SUPPLIED INFORMATION -
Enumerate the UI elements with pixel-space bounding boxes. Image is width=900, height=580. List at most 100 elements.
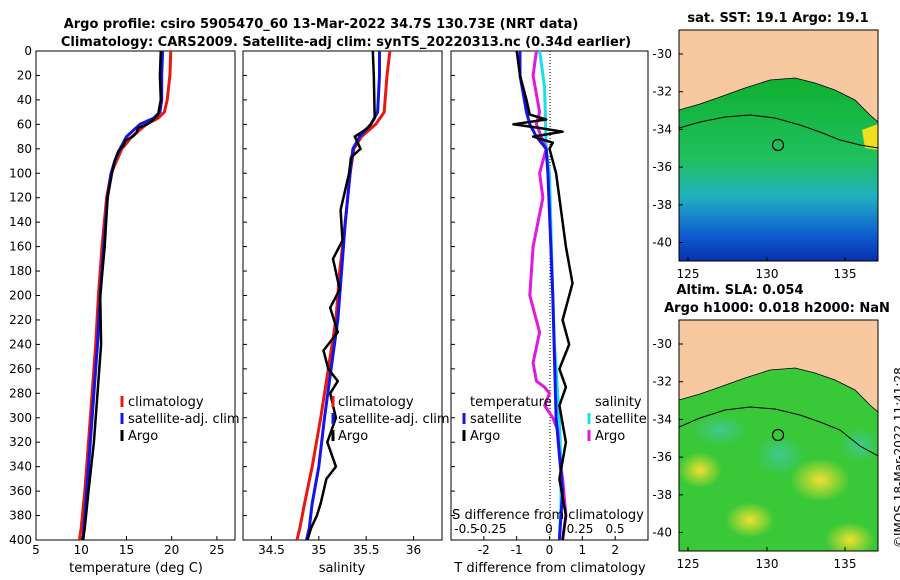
depth-tick-label: 180: [9, 264, 32, 278]
x-tick-label: 5: [32, 543, 40, 557]
x-tick-label: 36: [406, 543, 421, 557]
sla-map-lat-axis: -30 -32 -34 -36 -38 -40: [652, 337, 683, 540]
lat-tick-label: -30: [652, 337, 672, 351]
legend-s-argo: Argo: [595, 429, 625, 444]
bathymetry-contour: [679, 406, 878, 457]
lat-tick-label: -34: [652, 412, 672, 426]
sla-anomaly: [692, 414, 748, 446]
lat-tick-label: -36: [652, 450, 672, 464]
sst-map-lat-axis: -30 -32 -34 -36 -38 -40: [652, 47, 683, 250]
lon-tick-label: 135: [834, 267, 857, 281]
lon-tick-label: 130: [756, 557, 779, 571]
sla-anomaly: [755, 435, 805, 475]
sla-anomaly: [725, 502, 775, 538]
depth-tick-label: 400: [9, 533, 32, 547]
difference-legend-temperature: temperature satellite Argo: [462, 395, 552, 444]
sla-anomaly: [825, 522, 875, 551]
legend-climatology: climatology: [128, 395, 204, 410]
salinity-x-axis: 34.5 35 35.5 36: [258, 536, 421, 557]
difference-y-ticks: [451, 50, 455, 541]
depth-tick-label: 260: [9, 362, 32, 376]
depth-tick-label: 360: [9, 484, 32, 498]
difference-legend-salinity: salinity satellite Argo: [587, 395, 647, 444]
coastline: [679, 77, 878, 123]
x-tick-label: -2: [478, 543, 490, 557]
difference-panel: -2 -1 0 1 2 S difference from climatology -0…: [450, 50, 649, 576]
depth-tick-label: 240: [9, 337, 32, 351]
bathymetry-contour: [679, 114, 878, 149]
lon-tick-label: 125: [677, 267, 700, 281]
lat-tick-label: -38: [652, 198, 672, 212]
depth-tick-label: 60: [17, 117, 32, 131]
s-difference-tick-label: 0.5: [605, 522, 624, 536]
legend-argo: Argo: [338, 429, 368, 444]
argo-line: [81, 50, 163, 541]
x-tick-label: 2: [611, 543, 619, 557]
title-line-1: Argo profile: csiro 5905470_60 13-Mar-20…: [64, 17, 579, 32]
title-line-2: Climatology: CARS2009. Satellite-adj cli…: [61, 35, 631, 50]
temperature-xlabel: temperature (deg C): [69, 561, 203, 576]
depth-axis: 0 20 40 60 80 100 120 140 160 180 200 220 240 260 280 3…: [9, 44, 40, 547]
difference-x-axis: -2 -1 0 1 2: [478, 536, 619, 557]
depth-tick-label: 160: [9, 240, 32, 254]
legend-argo: Argo: [128, 429, 158, 444]
x-tick-label: 0: [546, 543, 554, 557]
depth-tick-label: 140: [9, 215, 32, 229]
x-tick-label: -1: [511, 543, 523, 557]
depth-tick-label: 380: [9, 509, 32, 523]
temperature-argo-line: [512, 50, 574, 541]
t-difference-xlabel: T difference from climatology: [453, 561, 646, 576]
lat-tick-label: -30: [652, 47, 672, 61]
sst-map-frame: [678, 29, 879, 262]
salinity-y-ticks: [243, 50, 247, 541]
temperature-lines: [77, 50, 173, 541]
lat-tick-label: -40: [652, 236, 672, 250]
legend-t-satellite: satellite: [470, 412, 522, 427]
s-difference-tick-label: -0.5: [454, 522, 477, 536]
depth-tick-label: 40: [17, 93, 32, 107]
float-location-marker: [771, 428, 785, 442]
s-difference-tick-label: 0.25: [567, 522, 594, 536]
depth-tick-label: 340: [9, 460, 32, 474]
sla-anomaly: [790, 458, 850, 502]
depth-tick-label: 320: [9, 435, 32, 449]
sst-map: sat. SST: 19.1 Argo: 19.1 -30-32-34-36-3…: [652, 11, 879, 281]
warm-patch: [862, 124, 878, 150]
sst-map-title: sat. SST: 19.1 Argo: 19.1: [687, 11, 868, 26]
salinity-lines: [295, 50, 392, 541]
s-difference-tick-label: -0.25: [475, 522, 506, 536]
sla-map-field: [679, 320, 878, 551]
depth-tick-label: 20: [17, 68, 32, 82]
salinity-legend: climatology satellite-adj. clim Argo: [331, 395, 450, 444]
x-tick-label: 20: [164, 543, 179, 557]
sla-map-title-1: Altim. SLA: 0.054: [677, 283, 804, 298]
timestamp-stamp: ©IMOS 18-Mar-2022 11:41:28: [892, 367, 900, 548]
depth-tick-label: 80: [17, 142, 32, 156]
temperature-x-axis: 5 10 15 20 25: [32, 536, 225, 557]
lat-tick-label: -34: [652, 122, 672, 136]
legend-satellite: satellite-adj. clim: [128, 412, 240, 427]
depth-tick-label: 0: [24, 44, 32, 58]
sst-map-lon-axis: 125 130 135: [677, 257, 857, 281]
x-tick-label: 35: [311, 543, 326, 557]
sla-anomaly: [679, 452, 722, 488]
lat-tick-label: -40: [652, 526, 672, 540]
salinity-axes-box: [242, 50, 443, 541]
s-difference-tick-label: 0: [545, 522, 553, 536]
sla-map-frame: [678, 319, 879, 552]
sla-map-title-2: Argo h1000: 0.018 h2000: NaN: [664, 301, 890, 316]
sla-anomaly: [840, 427, 878, 463]
s-difference-label: S difference from climatology: [452, 508, 644, 523]
lat-tick-label: -36: [652, 160, 672, 174]
legend-satellite: satellite-adj. clim: [338, 412, 450, 427]
depth-tick-label: 100: [9, 166, 32, 180]
difference-lines: [512, 50, 574, 541]
depth-tick-label: 200: [9, 289, 32, 303]
lat-tick-label: -38: [652, 488, 672, 502]
difference-axes-box: [450, 50, 649, 541]
lon-tick-label: 125: [677, 557, 700, 571]
lat-tick-label: -32: [652, 85, 672, 99]
depth-tick-label: 280: [9, 386, 32, 400]
temperature-panel: 0 20 40 60 80 100 120 140 160 180 200 220 240 260 280 3…: [9, 44, 240, 576]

THE REQUEST - Which lines in the material above contain the string "contour"? Return each of them in full.

CORRECT RESPONSE -
bathymetry-contour: [679, 406, 878, 457]
bathymetry-contour: [679, 114, 878, 149]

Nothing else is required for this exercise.